▶ **KUTIPAN HALAMAN**:

Pages

Pages

Minggu, 22 Desember 2013

CATATAN AKHIR TAHUN 2013 AJI KOTA JAYAPURA : KEKERASAN DAN INTIMIDASI YANG DILAKUKAN OKNUM KEPOLISIAN TERHADAP JURNALIS MENINGKAT DUA KALI LIPAT

Ilustrasi logi AJI (Ist)
ALIANSI JURNALIS INDEPENDEN KOTA JAYAPURA

Siaran Pers

Untuk disiarkan segera

Jayapura, 21 Desember 2013

Catatan Akhir Tahun 2013 Aliansi Jurnalis Independen (AJI) Kota Jayapura

“Kekerasan dan Intimidasi Yang Dilakukan Oknum Polisi Meningkat Dua Kali Lipat”

Jayapura, 21/12 – Sepanjang tahun 2013, dalam catatan Aliansi Jurnalis Independen (AJI) Kota Jayapura terjadi 20 kasus intimidasi dan kekerasan terhadap Jurnalis di Papua. Jumlah kasus ini menunjukkan peningkatan yang signifikan dari tahun 2012 yang hanya berjumlah 12 Kasus. Dari 20 kasus ini, 4 kasus terjadi di Papua Barat dan 16 kasus terjadi Papua. Sebagian besar kasus kekerasan ini dilakukan secara langsung melalui intimidasi verbal maupun fisik seperti ancaman dan makian, pengrusakan, memasuki kantor redaksi tanpa ijin hingga pemukulan.

▶ **DAFTAR TUGAS**:
1: Tuliskan kembali bagian siaran pers tentang kekerasan terhadap jurnalis di atas, mulai dari "Minggu, 22 Desember" dan berlanjut hingga "logi AJI (Ist)".
2: Alihkan kalimat berikut dari siaran pers tentang kekerasan terhadap jurnalis ke dalam bahasa Inggris: "Jumlah kasus ini menunjukkan peningkatan yang signifikan dari tahun 2012 yang hanya berjumlah 12 Kasus."

▶ **BLOK DATA**:
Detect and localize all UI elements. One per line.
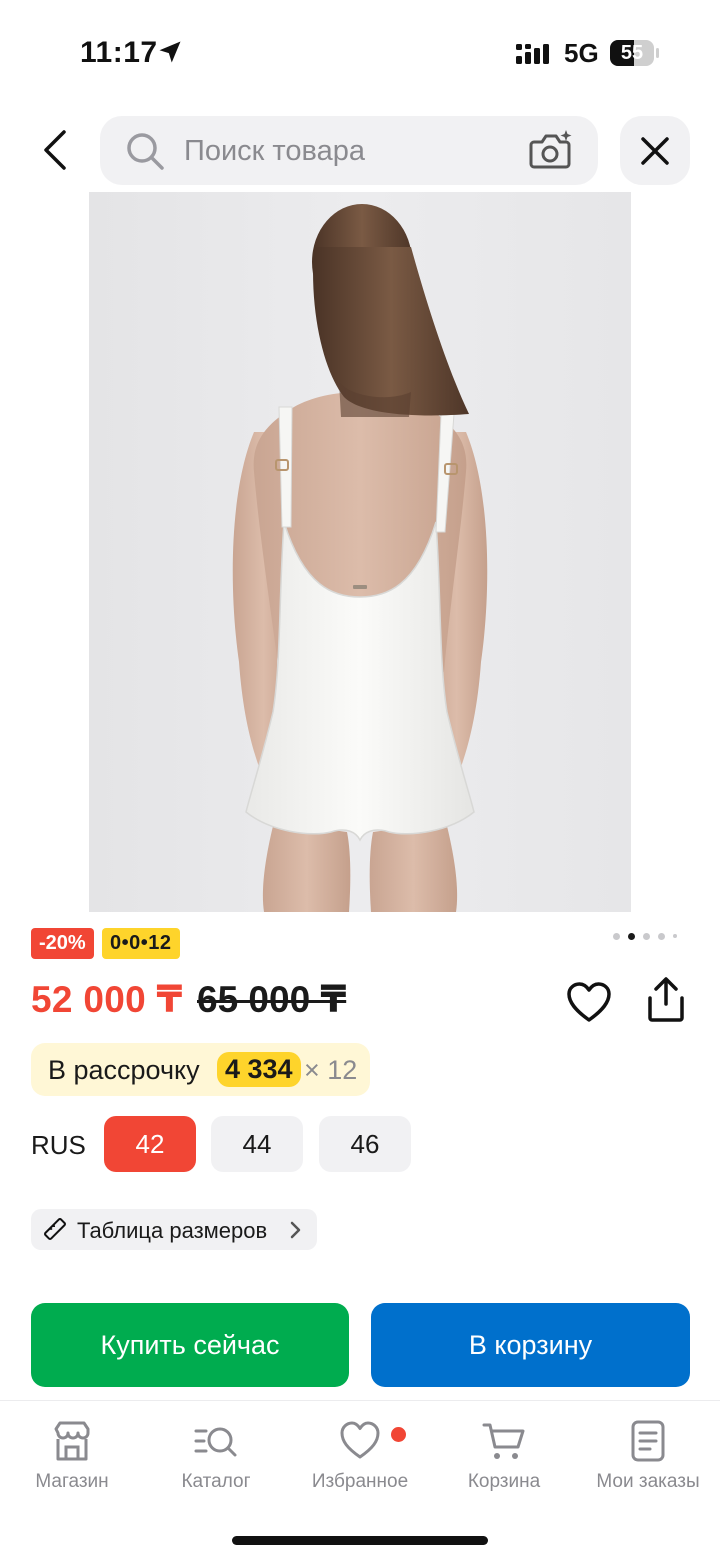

▶ **JAWABAN SOAL**:
1:
Minggu, 22 Desember 2013

CATATAN AKHIR TAHUN 2013 AJI KOTA JAYAPURA : KEKERASAN DAN INTIMIDASI YANG DILAKUKAN OKNUM KEPOLISIAN TERHADAP JURNALIS MENINGKAT DUA KALI LIPAT

Ilustrasi logi AJI (Ist)

2: This number of cases shows a significant increase from 2012, which had only 12 cases.